Stored records -
+ + + + + + +
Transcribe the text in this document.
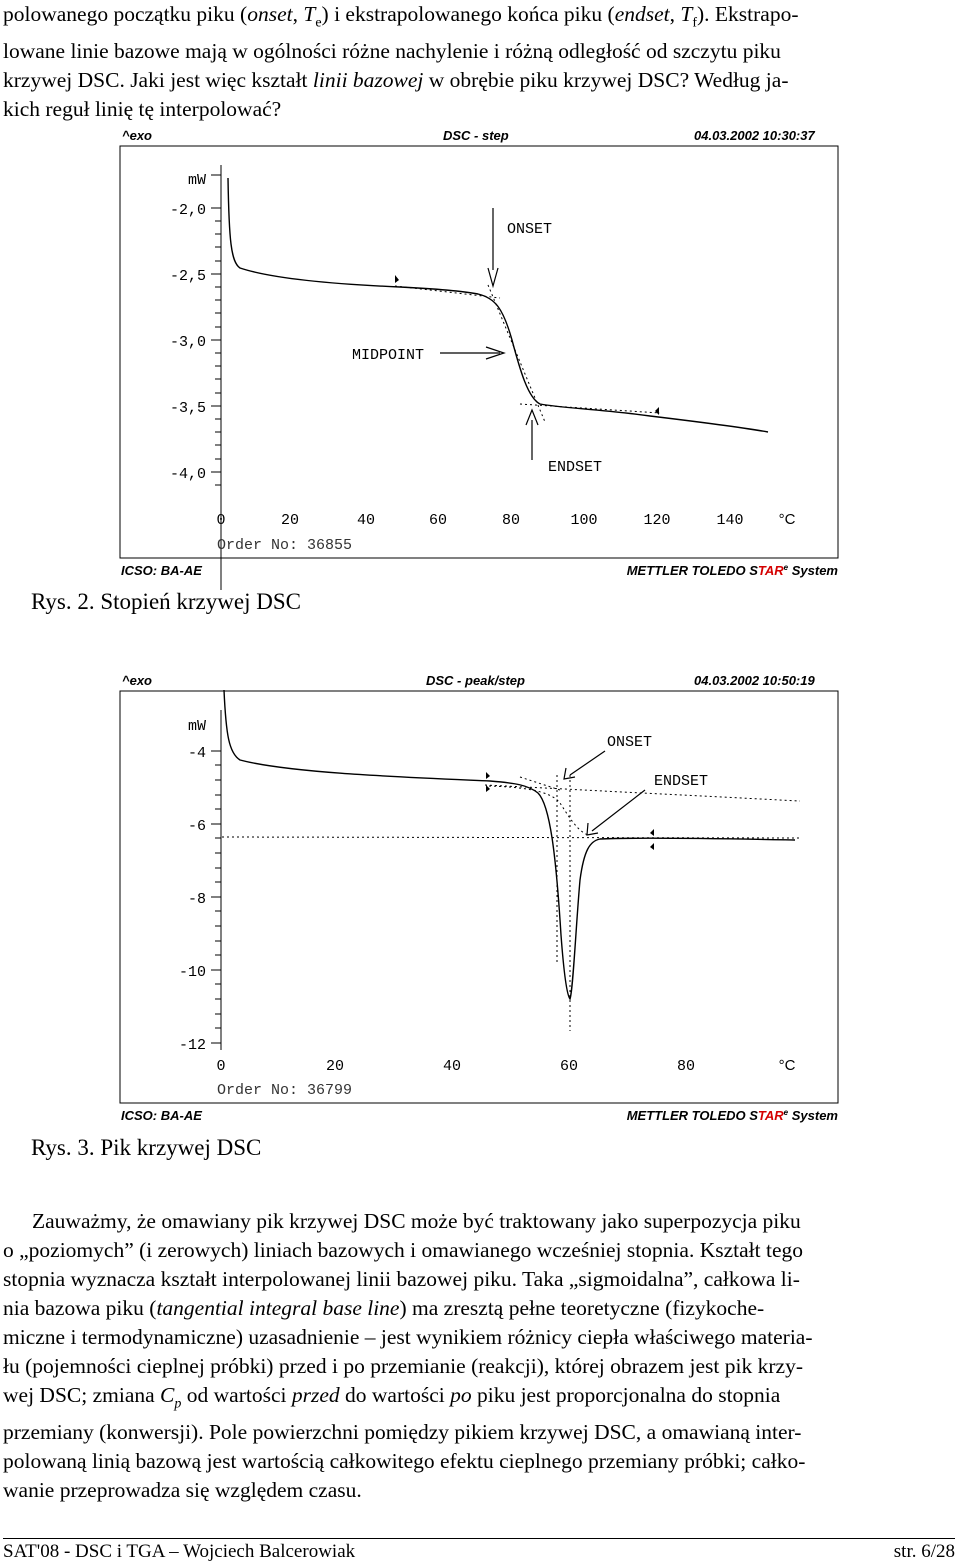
polowanego początku piku (onset, $T_e$) i ekstrapolowanego końca piku (endset, $T_f$). Ekstrapo-
lowane linie bazowe mają w ogólności różne nachylenie i różną odległość od szczytu piku
krzywej DSC. Jaki jest więc kształt linii bazowej w obrębie piku krzywej DSC? Według ja-
kich reguł linię tę interpolować?
^exo	DSC - step	04.03.2002 10:30:37
mW
-2,0
-2,5
-3,0
-3,5
-4,0
ONSET
MIDPOINT
ENDSET
0	20	40	60	80	100	120	140 °C
Order No: 36855
ICSO: BA-AE	METTLER TOLEDO STAR$^e$ System
Rys. 2. Stopień krzywej DSC
^exo	DSC - peak/step	04.03.2002 10:50:19
mW
-4
-6
-8
-10
-12
ONSET
ENDSET
0	20	40	60	80	°C
Order No: 36799
ICSO: BA-AE	METTLER TOLEDO STAR$^e$ System
Rys. 3. Pik krzywej DSC
Zauważmy, że omawiany pik krzywej DSC może być traktowany jako superpozycja piku
o „poziomych” (i zerowych) liniach bazowych i omawianego wcześniej stopnia. Kształt tego
stopnia wyznacza kształt interpolowanej linii bazowej piku. Taka „sigmoidalna”, całkowa li-
nia bazowa piku (tangential integral base line) ma zresztą pełne teoretyczne (fizykoche-
miczne i termodynamiczne) uzasadnienie – jest wynikiem różnicy ciepła właściwego materia-
łu (pojemności cieplnej próbki) przed i po przemianie (reakcji), której obrazem jest pik krzy-
wej DSC; zmiana $C_p$ od wartości przed do wartości po piku jest proporcjonalna do stopnia
przemiany (konwersji). Pole powierzchni pomiędzy pikiem krzywej DSC, a omawianą inter-
polowaną linią bazową jest wartością całkowitego efektu cieplnego przemiany próbki; całko-
wanie przeprowadza się względem czasu.
SAT'08 - DSC i TGA – Wojciech Balcerowiak	str. 6/28
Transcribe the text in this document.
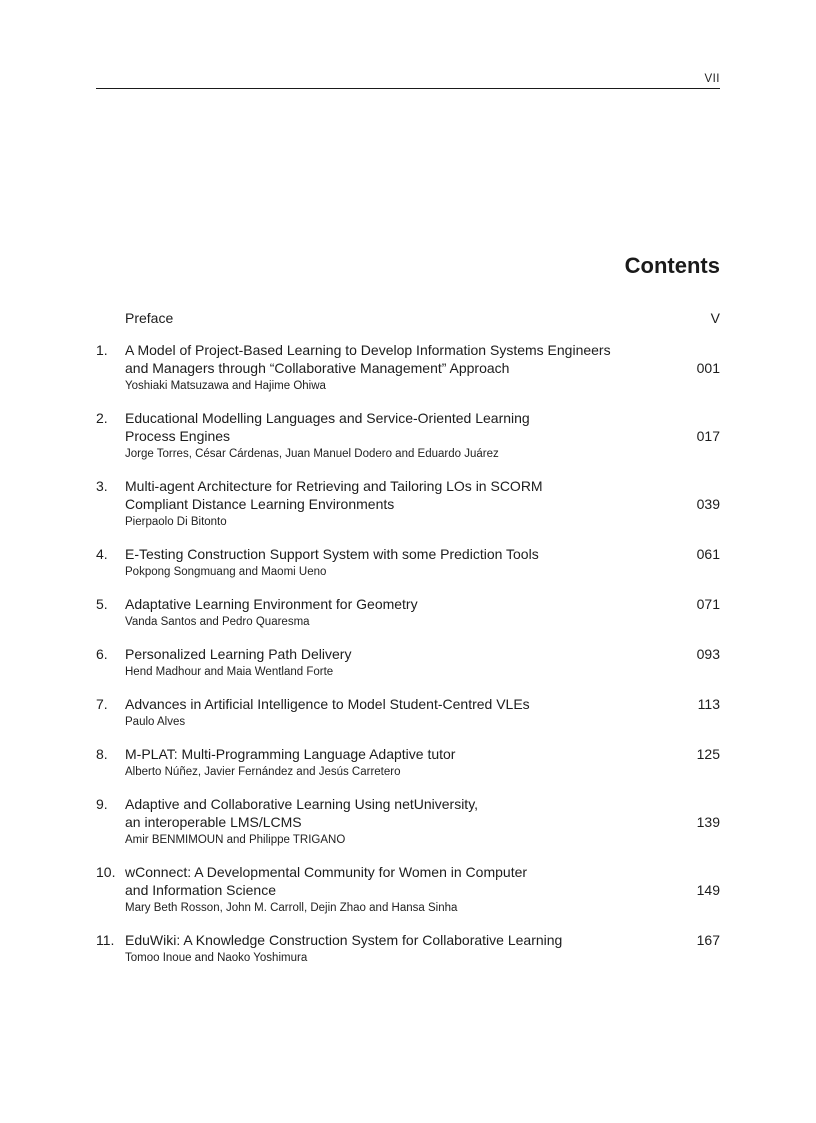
VII
Contents
Preface	V
1.	A Model of Project-Based Learning to Develop Information Systems Engineers
and Managers through “Collaborative Management” Approach
Yoshiaki Matsuzawa and Hajime Ohiwa
001
2.	Educational Modelling Languages and Service-Oriented Learning
Process Engines
Jorge Torres, César Cárdenas, Juan Manuel Dodero and Eduardo Juárez
017
3.	Multi-agent Architecture for Retrieving and Tailoring LOs in SCORM
Compliant Distance Learning Environments
Pierpaolo Di Bitonto
039
4.	E-Testing Construction Support System with some Prediction Tools
Pokpong Songmuang and Maomi Ueno
061
5.	Adaptative Learning Environment for Geometry
Vanda Santos and Pedro Quaresma
071
6.	Personalized Learning Path Delivery
Hend Madhour and Maia Wentland Forte
093
7.	Advances in Artificial Intelligence to Model Student-Centred VLEs
Paulo Alves
113
8.	M-PLAT: Multi-Programming Language Adaptive tutor
Alberto Núñez, Javier Fernández and Jesús Carretero
125
9.	Adaptive and Collaborative Learning Using netUniversity,
an interoperable LMS/LCMS
Amir BENMIMOUN and Philippe TRIGANO
139
10. wConnect: A Developmental Community for Women in Computer
and Information Science
Mary Beth Rosson, John M. Carroll, Dejin Zhao and Hansa Sinha
149
11. EduWiki: A Knowledge Construction System for Collaborative Learning
Tomoo Inoue and Naoko Yoshimura
167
+ + + + + + +
TO DO -
Return the number of lines that include the word "przemiany", and nothing else.

RESULT OF THE EXERCISE -
2